● **WHAT TO DO**
Of the lines in the records that follow, how many include the word "Fresh"? Answer with a bare number.

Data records
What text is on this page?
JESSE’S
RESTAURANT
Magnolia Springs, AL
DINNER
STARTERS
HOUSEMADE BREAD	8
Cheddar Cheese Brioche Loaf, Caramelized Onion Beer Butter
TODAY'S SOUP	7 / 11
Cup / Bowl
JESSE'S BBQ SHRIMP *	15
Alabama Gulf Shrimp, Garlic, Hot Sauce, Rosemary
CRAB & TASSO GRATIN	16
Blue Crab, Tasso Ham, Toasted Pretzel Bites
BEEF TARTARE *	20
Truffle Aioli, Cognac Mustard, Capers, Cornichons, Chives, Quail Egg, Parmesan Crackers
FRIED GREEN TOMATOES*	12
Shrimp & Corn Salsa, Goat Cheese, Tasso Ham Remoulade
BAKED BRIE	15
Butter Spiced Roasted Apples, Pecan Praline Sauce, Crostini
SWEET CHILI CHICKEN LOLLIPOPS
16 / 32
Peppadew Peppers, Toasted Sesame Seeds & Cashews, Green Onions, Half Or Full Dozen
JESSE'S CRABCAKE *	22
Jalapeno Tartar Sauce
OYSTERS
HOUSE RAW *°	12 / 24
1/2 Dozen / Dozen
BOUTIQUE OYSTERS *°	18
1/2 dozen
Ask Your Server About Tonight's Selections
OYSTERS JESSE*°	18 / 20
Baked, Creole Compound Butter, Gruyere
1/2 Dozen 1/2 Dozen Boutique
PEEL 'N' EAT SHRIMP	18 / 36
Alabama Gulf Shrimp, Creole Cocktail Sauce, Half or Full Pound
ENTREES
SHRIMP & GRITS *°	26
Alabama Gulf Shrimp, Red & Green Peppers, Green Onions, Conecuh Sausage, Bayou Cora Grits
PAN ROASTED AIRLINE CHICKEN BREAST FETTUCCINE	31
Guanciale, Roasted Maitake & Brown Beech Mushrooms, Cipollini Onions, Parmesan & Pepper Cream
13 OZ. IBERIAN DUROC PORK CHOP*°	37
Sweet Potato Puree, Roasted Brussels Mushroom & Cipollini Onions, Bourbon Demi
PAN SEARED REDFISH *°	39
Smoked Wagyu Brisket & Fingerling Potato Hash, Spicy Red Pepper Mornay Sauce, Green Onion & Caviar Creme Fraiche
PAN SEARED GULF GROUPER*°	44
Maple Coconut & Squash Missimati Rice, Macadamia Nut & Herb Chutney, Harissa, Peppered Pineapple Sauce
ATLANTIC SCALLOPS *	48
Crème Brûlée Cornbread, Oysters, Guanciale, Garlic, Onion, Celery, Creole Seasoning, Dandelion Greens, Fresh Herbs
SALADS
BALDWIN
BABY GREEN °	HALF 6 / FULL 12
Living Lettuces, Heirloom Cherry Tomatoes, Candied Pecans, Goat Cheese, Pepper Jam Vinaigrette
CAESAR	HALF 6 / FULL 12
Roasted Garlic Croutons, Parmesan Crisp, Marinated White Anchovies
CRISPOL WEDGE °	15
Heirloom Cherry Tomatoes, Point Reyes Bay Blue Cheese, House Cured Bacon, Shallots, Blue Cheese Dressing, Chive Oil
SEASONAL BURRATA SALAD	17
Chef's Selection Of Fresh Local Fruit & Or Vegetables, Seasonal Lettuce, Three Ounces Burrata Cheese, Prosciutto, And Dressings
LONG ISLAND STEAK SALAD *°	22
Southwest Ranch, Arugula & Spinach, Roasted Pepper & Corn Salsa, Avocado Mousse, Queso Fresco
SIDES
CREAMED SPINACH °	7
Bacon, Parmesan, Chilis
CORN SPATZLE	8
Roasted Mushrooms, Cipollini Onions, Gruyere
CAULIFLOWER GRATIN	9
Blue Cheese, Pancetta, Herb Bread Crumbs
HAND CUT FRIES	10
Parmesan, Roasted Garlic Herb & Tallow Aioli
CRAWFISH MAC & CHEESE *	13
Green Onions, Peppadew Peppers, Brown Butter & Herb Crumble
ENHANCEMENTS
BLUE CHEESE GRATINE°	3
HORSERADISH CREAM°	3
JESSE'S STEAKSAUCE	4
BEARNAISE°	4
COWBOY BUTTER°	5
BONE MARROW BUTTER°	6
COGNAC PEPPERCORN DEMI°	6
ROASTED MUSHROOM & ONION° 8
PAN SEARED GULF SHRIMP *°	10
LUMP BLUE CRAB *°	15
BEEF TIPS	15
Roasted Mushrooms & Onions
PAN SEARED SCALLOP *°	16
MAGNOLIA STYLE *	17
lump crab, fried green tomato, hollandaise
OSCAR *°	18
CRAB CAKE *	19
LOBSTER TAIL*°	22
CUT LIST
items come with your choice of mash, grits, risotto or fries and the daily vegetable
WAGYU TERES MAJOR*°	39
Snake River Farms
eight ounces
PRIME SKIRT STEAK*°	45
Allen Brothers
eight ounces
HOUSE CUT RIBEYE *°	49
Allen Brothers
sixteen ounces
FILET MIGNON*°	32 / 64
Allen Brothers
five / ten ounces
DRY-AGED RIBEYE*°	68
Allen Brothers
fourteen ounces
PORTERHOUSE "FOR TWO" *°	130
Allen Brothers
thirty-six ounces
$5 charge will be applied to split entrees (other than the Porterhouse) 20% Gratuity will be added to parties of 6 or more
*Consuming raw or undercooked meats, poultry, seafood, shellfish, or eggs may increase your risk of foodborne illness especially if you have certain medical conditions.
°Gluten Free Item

● **EXERCISE RESPONSE**
2